— Start of DATA SUPPLIED —
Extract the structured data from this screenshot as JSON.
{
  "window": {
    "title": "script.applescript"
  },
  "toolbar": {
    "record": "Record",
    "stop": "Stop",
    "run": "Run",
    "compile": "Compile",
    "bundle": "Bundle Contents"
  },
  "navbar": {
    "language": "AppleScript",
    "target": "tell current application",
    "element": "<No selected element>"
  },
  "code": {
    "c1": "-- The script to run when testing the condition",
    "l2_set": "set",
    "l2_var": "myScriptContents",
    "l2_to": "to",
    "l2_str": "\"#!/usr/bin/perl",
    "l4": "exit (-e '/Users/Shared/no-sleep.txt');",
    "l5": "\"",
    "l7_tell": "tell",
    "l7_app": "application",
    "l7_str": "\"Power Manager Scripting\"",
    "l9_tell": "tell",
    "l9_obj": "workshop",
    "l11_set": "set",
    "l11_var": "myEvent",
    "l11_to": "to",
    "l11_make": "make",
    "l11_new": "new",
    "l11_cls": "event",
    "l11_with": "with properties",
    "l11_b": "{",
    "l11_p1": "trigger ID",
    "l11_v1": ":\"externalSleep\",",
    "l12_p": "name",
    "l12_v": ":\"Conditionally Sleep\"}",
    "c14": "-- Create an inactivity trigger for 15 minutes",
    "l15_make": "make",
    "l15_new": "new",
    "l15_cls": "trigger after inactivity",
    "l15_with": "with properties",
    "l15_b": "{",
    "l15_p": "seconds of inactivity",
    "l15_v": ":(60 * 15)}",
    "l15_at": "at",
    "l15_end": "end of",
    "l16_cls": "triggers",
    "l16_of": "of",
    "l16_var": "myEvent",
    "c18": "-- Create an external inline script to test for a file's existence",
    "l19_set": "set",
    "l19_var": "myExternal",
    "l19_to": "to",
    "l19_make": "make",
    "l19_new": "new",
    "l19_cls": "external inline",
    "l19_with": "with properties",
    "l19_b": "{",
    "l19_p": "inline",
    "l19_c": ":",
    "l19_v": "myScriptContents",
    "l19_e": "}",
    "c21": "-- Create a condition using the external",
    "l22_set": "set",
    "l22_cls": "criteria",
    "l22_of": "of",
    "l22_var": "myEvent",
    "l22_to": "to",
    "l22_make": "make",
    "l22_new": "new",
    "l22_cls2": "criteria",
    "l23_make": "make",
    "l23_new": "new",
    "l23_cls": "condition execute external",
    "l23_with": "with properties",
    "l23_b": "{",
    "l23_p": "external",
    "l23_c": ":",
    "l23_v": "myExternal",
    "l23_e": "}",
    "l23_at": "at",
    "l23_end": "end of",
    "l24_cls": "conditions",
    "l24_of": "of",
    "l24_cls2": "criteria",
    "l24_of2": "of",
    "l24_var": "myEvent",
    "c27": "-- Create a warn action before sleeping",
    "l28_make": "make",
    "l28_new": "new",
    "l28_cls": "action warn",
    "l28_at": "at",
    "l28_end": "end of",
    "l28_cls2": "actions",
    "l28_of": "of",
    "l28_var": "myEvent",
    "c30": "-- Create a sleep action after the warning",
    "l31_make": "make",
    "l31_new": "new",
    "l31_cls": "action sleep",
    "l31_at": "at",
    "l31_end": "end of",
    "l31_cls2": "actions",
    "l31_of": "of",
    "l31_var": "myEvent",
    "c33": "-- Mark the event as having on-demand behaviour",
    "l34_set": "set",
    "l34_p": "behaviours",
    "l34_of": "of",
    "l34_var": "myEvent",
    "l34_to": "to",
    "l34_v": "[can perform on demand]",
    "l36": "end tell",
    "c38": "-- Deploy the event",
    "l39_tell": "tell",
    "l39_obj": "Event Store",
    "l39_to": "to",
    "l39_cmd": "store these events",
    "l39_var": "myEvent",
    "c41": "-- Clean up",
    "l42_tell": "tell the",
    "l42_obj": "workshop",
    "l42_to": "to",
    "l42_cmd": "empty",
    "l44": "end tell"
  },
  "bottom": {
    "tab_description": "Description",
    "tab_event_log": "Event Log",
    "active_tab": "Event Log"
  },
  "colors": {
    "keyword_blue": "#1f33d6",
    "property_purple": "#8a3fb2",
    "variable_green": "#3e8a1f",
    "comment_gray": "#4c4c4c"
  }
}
— End of DATA SUPPLIED —
**TASK BRIEF**
Copy out the whole listing exactly; please set it all down.

**PROBLEM SOLUTION**
Extract the structured data from this screenshot as JSON.
{
  "window": {
    "title": "script.applescript"
  },
  "toolbar": {
    "record": "Record",
    "stop": "Stop",
    "run": "Run",
    "compile": "Compile",
    "bundle": "Bundle Contents"
  },
  "navbar": {
    "language": "AppleScript",
    "target": "tell current application",
    "element": "<No selected element>"
  },
  "code": {
    "c1": "-- The script to run when testing the condition",
    "l2_set": "set",
    "l2_var": "myScriptContents",
    "l2_to": "to",
    "l2_str": "\"#!/usr/bin/perl",
    "l4": "exit (-e '/Users/Shared/no-sleep.txt');",
    "l5": "\"",
    "l7_tell": "tell",
    "l7_app": "application",
    "l7_str": "\"Power Manager Scripting\"",
    "l9_tell": "tell",
    "l9_obj": "workshop",
    "l11_set": "set",
    "l11_var": "myEvent",
    "l11_to": "to",
    "l11_make": "make",
    "l11_new": "new",
    "l11_cls": "event",
    "l11_with": "with properties",
    "l11_b": "{",
    "l11_p1": "trigger ID",
    "l11_v1": ":\"externalSleep\",",
    "l12_p": "name",
    "l12_v": ":\"Conditionally Sleep\"}",
    "c14": "-- Create an inactivity trigger for 15 minutes",
    "l15_make": "make",
    "l15_new": "new",
    "l15_cls": "trigger after inactivity",
    "l15_with": "with properties",
    "l15_b": "{",
    "l15_p": "seconds of inactivity",
    "l15_v": ":(60 * 15)}",
    "l15_at": "at",
    "l15_end": "end of",
    "l16_cls": "triggers",
    "l16_of": "of",
    "l16_var": "myEvent",
    "c18": "-- Create an external inline script to test for a file's existence",
    "l19_set": "set",
    "l19_var": "myExternal",
    "l19_to": "to",
    "l19_make": "make",
    "l19_new": "new",
    "l19_cls": "external inline",
    "l19_with": "with properties",
    "l19_b": "{",
    "l19_p": "inline",
    "l19_c": ":",
    "l19_v": "myScriptContents",
    "l19_e": "}",
    "c21": "-- Create a condition using the external",
    "l22_set": "set",
    "l22_cls": "criteria",
    "l22_of": "of",
    "l22_var": "myEvent",
    "l22_to": "to",
    "l22_make": "make",
    "l22_new": "new",
    "l22_cls2": "criteria",
    "l23_make": "make",
    "l23_new": "new",
    "l23_cls": "condition execute external",
    "l23_with": "with properties",
    "l23_b": "{",
    "l23_p": "external",
    "l23_c": ":",
    "l23_v": "myExternal",
    "l23_e": "}",
    "l23_at": "at",
    "l23_end": "end of",
    "l24_cls": "conditions",
    "l24_of": "of",
    "l24_cls2": "criteria",
    "l24_of2": "of",
    "l24_var": "myEvent",
    "c27": "-- Create a warn action before sleeping",
    "l28_make": "make",
    "l28_new": "new",
    "l28_cls": "action warn",
    "l28_at": "at",
    "l28_end": "end of",
    "l28_cls2": "actions",
    "l28_of": "of",
    "l28_var": "myEvent",
    "c30": "-- Create a sleep action after the warning",
    "l31_make": "make",
    "l31_new": "new",
    "l31_cls": "action sleep",
    "l31_at": "at",
    "l31_end": "end of",
    "l31_cls2": "actions",
    "l31_of": "of",
    "l31_var": "myEvent",
    "c33": "-- Mark the event as having on-demand behaviour",
    "l34_set": "set",
    "l34_p": "behaviours",
    "l34_of": "of",
    "l34_var": "myEvent",
    "l34_to": "to",
    "l34_v": "[can perform on demand]",
    "l36": "end tell",
    "c38": "-- Deploy the event",
    "l39_tell": "tell",
    "l39_obj": "Event Store",
    "l39_to": "to",
    "l39_cmd": "store these events",
    "l39_var": "myEvent",
    "c41": "-- Clean up",
    "l42_tell": "tell the",
    "l42_obj": "workshop",
    "l42_to": "to",
    "l42_cmd": "empty",
    "l44": "end tell"
  },
  "bottom": {
    "tab_description": "Description",
    "tab_event_log": "Event Log",
    "active_tab": "Event Log"
  },
  "colors": {
    "keyword_blue": "#1f33d6",
    "property_purple": "#8a3fb2",
    "variable_green": "#3e8a1f",
    "comment_gray": "#4c4c4c"
  }
}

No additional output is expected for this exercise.